Bloc de texte:
==*==
La vague d’indignation que soulèvent les récentes limitations à l’IVG en Pologne, passe à côté de la cohérence juridique des droits constitutionnels. Aux yeux des juges polonais, subordonner la protection du droit à la vie à son état de santé constituerait une forme de discrimination.
Depuis octobre 2020, la presse écrite et audiovisuelle en France et dans d’autres pays européens se fait l’écho de plusieurs manifestations qui ont eu lieu à Varsovie et dans plusieurs grandes villes polonaises. Ces manifestations, dont les médias occidentaux semblent parfois surévaluer l’importance, sont organisées par des associations féministes et se sont multipliées à la suite de la décision rendue par le Tribunal constitutionnel de Pologne le 22 octobre 2020. Cette juridiction avait été saisie par plusieurs députés de la diète (Sejm) pour examiner la conformité à la Constitution d’une disposition de la loi du 7 janvier 1993 (art. 4, § 1, 2) autorisant l’interruption de grossesse lorsque le fœtus est atteint d’une malformation grave ou d’une maladie incurable. Ces manifestations ont repris lorsque la décision de la Cour constitutionnelle a été publiée le 27 janvier dernier. Selon plusieurs médias en France, la Pologne aurait acté une interdiction ou une « quasi-interdiction » de l’IVG en Pologne. Pour Libération, le tribunal constitutionnel a ainsi décidé de « limiter drastiquement l’avortement », tandis que Le Monde affirme de son côté que, à la suite de cette décision de justice, « l’avortement devient quasiment illégal« .
L’on peut se demander toutefois si une telle interprétation univoque n’est pas emprisonnée par une indignation sans nuance pour laquelle toute restriction à l’IVG serait par avance condamnable. L’analyse sur le terrain du droit de la décision de la Cour constitutionnelle permet en effet d’avoir une lecture plus nuancée de la façon dont est désormais restreinte l’interruption de grossesse en Pologne au regard des garanties des libertés de la Constitution. Pour être comprises, la signification et la portée d’une telle restriction doivent en réalité être mises en perspective avec l’esprit de la Constitution polonaise relatif à la protection des droits des enfants à naître, mais aussi, plus largement, avec l’évolution du cadre juridique de l’avortement dans ce pays depuis la fin de l’époque communiste.
==*==
Données d'analyse structurée des pages:

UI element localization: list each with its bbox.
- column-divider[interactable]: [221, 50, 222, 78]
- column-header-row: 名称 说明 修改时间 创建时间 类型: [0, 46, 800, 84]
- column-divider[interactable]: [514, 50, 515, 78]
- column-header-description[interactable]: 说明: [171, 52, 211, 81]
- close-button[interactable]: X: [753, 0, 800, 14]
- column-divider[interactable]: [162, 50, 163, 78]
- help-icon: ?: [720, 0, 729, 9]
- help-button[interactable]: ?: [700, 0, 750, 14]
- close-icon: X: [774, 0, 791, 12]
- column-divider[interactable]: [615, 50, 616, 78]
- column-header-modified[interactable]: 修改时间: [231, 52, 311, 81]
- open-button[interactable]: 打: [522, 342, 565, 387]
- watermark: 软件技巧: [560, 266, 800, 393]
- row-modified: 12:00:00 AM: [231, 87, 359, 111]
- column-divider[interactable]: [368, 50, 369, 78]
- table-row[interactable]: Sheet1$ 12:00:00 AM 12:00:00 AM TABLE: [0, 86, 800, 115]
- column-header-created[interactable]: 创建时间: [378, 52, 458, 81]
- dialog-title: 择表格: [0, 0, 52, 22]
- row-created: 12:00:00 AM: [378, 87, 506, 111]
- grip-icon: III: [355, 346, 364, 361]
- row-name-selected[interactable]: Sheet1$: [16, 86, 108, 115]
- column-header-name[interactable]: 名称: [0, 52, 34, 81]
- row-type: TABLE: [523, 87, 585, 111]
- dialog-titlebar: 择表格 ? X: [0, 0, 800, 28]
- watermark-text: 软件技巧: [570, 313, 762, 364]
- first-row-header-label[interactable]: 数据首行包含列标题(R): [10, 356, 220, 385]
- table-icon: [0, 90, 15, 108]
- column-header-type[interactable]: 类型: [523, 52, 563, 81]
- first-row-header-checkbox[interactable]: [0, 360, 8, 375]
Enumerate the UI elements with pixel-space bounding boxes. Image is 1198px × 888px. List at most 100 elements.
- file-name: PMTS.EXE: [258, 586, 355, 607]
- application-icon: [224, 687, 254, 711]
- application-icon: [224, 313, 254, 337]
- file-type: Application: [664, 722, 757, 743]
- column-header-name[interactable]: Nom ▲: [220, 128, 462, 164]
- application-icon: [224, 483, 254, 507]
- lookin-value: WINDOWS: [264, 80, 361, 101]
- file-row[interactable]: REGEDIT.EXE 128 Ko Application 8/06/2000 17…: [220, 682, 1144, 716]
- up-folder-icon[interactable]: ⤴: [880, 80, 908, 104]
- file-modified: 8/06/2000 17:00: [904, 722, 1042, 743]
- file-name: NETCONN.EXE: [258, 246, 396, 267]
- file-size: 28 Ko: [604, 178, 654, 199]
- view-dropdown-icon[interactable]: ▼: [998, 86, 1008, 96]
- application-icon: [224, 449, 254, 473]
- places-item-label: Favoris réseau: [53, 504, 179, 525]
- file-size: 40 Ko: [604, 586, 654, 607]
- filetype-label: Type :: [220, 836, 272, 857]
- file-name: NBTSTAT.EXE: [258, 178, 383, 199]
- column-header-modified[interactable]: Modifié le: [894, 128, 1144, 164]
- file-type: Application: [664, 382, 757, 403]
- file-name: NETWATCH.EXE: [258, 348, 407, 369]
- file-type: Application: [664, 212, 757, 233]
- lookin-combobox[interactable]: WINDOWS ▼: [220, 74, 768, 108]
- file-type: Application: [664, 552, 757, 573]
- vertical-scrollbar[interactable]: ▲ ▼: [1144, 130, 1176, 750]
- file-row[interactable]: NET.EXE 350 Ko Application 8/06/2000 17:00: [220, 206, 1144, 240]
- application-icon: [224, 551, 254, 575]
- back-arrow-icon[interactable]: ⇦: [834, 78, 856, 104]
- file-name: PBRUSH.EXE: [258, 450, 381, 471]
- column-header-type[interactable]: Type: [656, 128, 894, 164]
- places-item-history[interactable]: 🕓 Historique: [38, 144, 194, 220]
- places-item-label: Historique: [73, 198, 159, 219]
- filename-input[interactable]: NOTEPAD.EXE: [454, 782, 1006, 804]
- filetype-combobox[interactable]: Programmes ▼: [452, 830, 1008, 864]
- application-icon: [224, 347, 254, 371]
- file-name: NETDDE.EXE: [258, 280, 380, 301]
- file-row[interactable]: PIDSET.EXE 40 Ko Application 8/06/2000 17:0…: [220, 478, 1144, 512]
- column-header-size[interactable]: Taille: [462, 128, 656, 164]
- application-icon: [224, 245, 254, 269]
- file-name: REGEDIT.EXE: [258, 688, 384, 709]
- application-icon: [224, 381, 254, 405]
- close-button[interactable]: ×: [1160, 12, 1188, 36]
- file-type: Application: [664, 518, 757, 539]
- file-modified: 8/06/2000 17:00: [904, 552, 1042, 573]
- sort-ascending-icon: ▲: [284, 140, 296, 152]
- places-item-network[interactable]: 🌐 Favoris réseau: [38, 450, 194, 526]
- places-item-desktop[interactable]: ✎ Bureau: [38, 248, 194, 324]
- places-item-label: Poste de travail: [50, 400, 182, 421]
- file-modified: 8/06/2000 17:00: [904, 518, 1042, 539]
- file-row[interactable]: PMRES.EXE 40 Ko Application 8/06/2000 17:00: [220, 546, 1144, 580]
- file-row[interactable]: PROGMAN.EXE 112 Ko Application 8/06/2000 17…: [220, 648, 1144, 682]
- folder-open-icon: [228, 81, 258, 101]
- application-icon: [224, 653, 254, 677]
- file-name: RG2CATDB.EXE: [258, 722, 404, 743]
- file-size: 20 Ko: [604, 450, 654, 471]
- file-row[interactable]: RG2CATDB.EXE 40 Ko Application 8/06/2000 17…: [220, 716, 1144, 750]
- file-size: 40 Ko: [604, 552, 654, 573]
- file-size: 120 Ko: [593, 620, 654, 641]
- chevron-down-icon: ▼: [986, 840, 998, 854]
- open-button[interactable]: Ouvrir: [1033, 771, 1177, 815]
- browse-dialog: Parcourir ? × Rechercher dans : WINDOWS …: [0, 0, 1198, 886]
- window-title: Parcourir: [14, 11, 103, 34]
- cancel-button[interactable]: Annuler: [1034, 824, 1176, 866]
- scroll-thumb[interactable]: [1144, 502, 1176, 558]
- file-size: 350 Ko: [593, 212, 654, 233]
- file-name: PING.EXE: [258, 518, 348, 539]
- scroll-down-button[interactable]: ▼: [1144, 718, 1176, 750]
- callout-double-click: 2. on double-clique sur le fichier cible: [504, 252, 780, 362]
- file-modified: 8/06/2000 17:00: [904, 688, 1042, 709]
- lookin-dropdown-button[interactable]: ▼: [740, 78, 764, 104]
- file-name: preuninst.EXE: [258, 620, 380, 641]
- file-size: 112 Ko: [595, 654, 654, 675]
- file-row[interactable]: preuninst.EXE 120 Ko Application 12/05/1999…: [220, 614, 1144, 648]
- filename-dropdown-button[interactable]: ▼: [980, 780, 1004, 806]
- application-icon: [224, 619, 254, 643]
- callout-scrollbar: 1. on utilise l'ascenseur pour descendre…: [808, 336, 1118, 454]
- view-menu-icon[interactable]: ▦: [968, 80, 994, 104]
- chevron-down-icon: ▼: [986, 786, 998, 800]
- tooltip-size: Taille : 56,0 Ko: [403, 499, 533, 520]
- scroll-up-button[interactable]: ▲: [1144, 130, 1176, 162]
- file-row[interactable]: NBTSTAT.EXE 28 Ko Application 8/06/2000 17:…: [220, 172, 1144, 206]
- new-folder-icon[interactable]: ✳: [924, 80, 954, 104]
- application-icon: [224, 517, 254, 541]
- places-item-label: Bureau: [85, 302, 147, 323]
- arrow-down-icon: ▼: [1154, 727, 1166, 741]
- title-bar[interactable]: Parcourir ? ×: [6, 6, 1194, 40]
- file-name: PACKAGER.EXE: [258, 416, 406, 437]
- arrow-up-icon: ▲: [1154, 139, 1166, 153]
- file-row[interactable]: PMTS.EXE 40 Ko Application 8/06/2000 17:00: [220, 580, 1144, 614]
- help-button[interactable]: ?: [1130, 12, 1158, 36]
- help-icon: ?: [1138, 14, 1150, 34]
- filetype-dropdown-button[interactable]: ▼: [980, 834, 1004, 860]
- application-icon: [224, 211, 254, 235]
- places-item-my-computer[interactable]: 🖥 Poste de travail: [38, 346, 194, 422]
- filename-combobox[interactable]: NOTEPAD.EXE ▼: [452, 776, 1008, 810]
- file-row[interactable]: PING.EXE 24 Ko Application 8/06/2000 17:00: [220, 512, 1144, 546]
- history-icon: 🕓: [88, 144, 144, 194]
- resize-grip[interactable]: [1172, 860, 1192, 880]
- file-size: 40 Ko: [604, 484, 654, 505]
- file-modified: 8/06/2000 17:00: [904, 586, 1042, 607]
==*==
Consigne: Relevez toutes les dates mentionnées dans le texte sur l'IVG en Pologne.

Corrigé:
- octobre 2020
- 22 octobre 2020
- 7 janvier 1993
- 27 janvier